GIVEN INSTRUCTION: Copy everything in the data below exactly except the pictures.

INPUT ROWS:
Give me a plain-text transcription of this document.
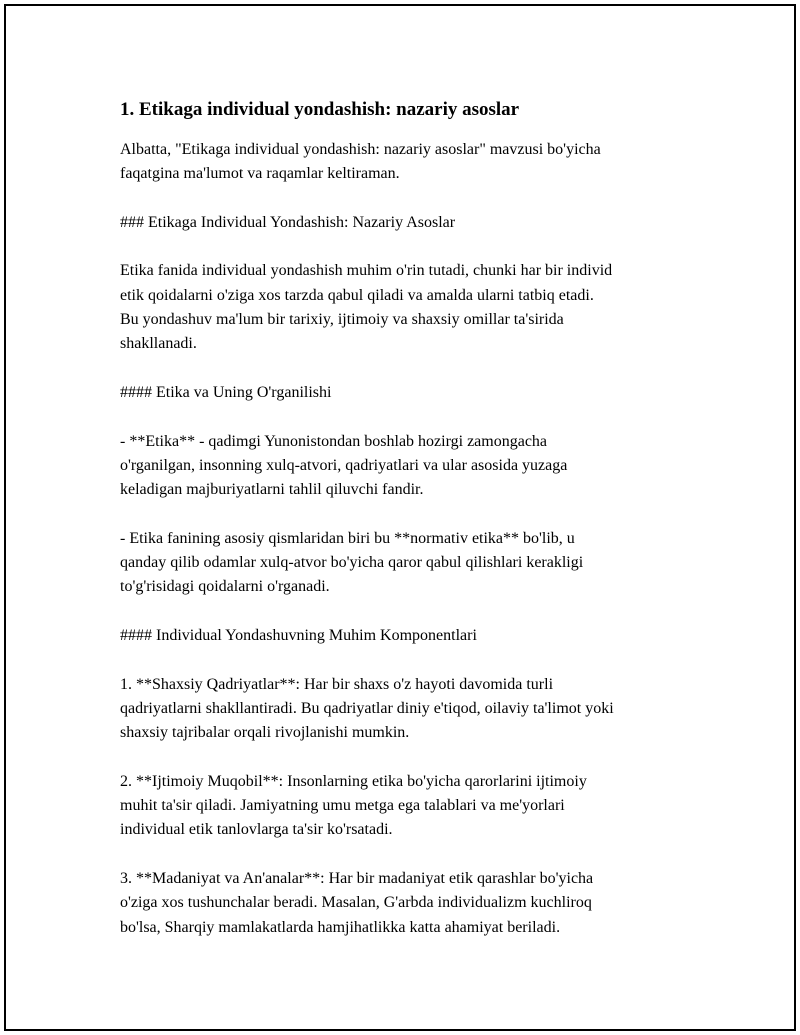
1. Etikaga individual yondashish: nazariy asoslar
Albatta, "Etikaga individual yondashish: nazariy asoslar" mavzusi bo'yicha
faqatgina ma'lumot va raqamlar keltiraman.
### Etikaga Individual Yondashish: Nazariy Asoslar
Etika fanida individual yondashish muhim o'rin tutadi, chunki har bir individ
etik qoidalarni o'ziga xos tarzda qabul qiladi va amalda ularni tatbiq etadi.
Bu yondashuv ma'lum bir tarixiy, ijtimoiy va shaxsiy omillar ta'sirida
shakllanadi.
#### Etika va Uning O'rganilishi
- **Etika** - qadimgi Yunonistondan boshlab hozirgi zamongacha
o'rganilgan, insonning xulq-atvori, qadriyatlari va ular asosida yuzaga
keladigan majburiyatlarni tahlil qiluvchi fandir.
- Etika fanining asosiy qismlaridan biri bu **normativ etika** bo'lib, u
qanday qilib odamlar xulq-atvor bo'yicha qaror qabul qilishlari kerakligi
to'g'risidagi qoidalarni o'rganadi.
#### Individual Yondashuvning Muhim Komponentlari
1. **Shaxsiy Qadriyatlar**: Har bir shaxs o'z hayoti davomida turli
qadriyatlarni shakllantiradi. Bu qadriyatlar diniy e'tiqod, oilaviy ta'limot yoki
shaxsiy tajribalar orqali rivojlanishi mumkin.
2. **Ijtimoiy Muqobil**: Insonlarning etika bo'yicha qarorlarini ijtimoiy
muhit ta'sir qiladi. Jamiyatning umu metga ega talablari va me'yorlari
individual etik tanlovlarga ta'sir ko'rsatadi.
3. **Madaniyat va An'analar**: Har bir madaniyat etik qarashlar bo'yicha
o'ziga xos tushunchalar beradi. Masalan, G'arbda individualizm kuchliroq
bo'lsa, Sharqiy mamlakatlarda hamjihatlikka katta ahamiyat beriladi.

RESPONSE TO THE EXERCISE:
Give me a plain-text transcription of this document.
1. Etikaga individual yondashish: nazariy asoslar
Albatta, "Etikaga individual yondashish: nazariy asoslar" mavzusi bo'yicha
faqatgina ma'lumot va raqamlar keltiraman.
### Etikaga Individual Yondashish: Nazariy Asoslar
Etika fanida individual yondashish muhim o'rin tutadi, chunki har bir individ
etik qoidalarni o'ziga xos tarzda qabul qiladi va amalda ularni tatbiq etadi.
Bu yondashuv ma'lum bir tarixiy, ijtimoiy va shaxsiy omillar ta'sirida
shakllanadi.
#### Etika va Uning O'rganilishi
- **Etika** - qadimgi Yunonistondan boshlab hozirgi zamongacha
o'rganilgan, insonning xulq-atvori, qadriyatlari va ular asosida yuzaga
keladigan majburiyatlarni tahlil qiluvchi fandir.
- Etika fanining asosiy qismlaridan biri bu **normativ etika** bo'lib, u
qanday qilib odamlar xulq-atvor bo'yicha qaror qabul qilishlari kerakligi
to'g'risidagi qoidalarni o'rganadi.
#### Individual Yondashuvning Muhim Komponentlari
1. **Shaxsiy Qadriyatlar**: Har bir shaxs o'z hayoti davomida turli
qadriyatlarni shakllantiradi. Bu qadriyatlar diniy e'tiqod, oilaviy ta'limot yoki
shaxsiy tajribalar orqali rivojlanishi mumkin.
2. **Ijtimoiy Muqobil**: Insonlarning etika bo'yicha qarorlarini ijtimoiy
muhit ta'sir qiladi. Jamiyatning umu metga ega talablari va me'yorlari
individual etik tanlovlarga ta'sir ko'rsatadi.
3. **Madaniyat va An'analar**: Har bir madaniyat etik qarashlar bo'yicha
o'ziga xos tushunchalar beradi. Masalan, G'arbda individualizm kuchliroq
bo'lsa, Sharqiy mamlakatlarda hamjihatlikka katta ahamiyat beriladi.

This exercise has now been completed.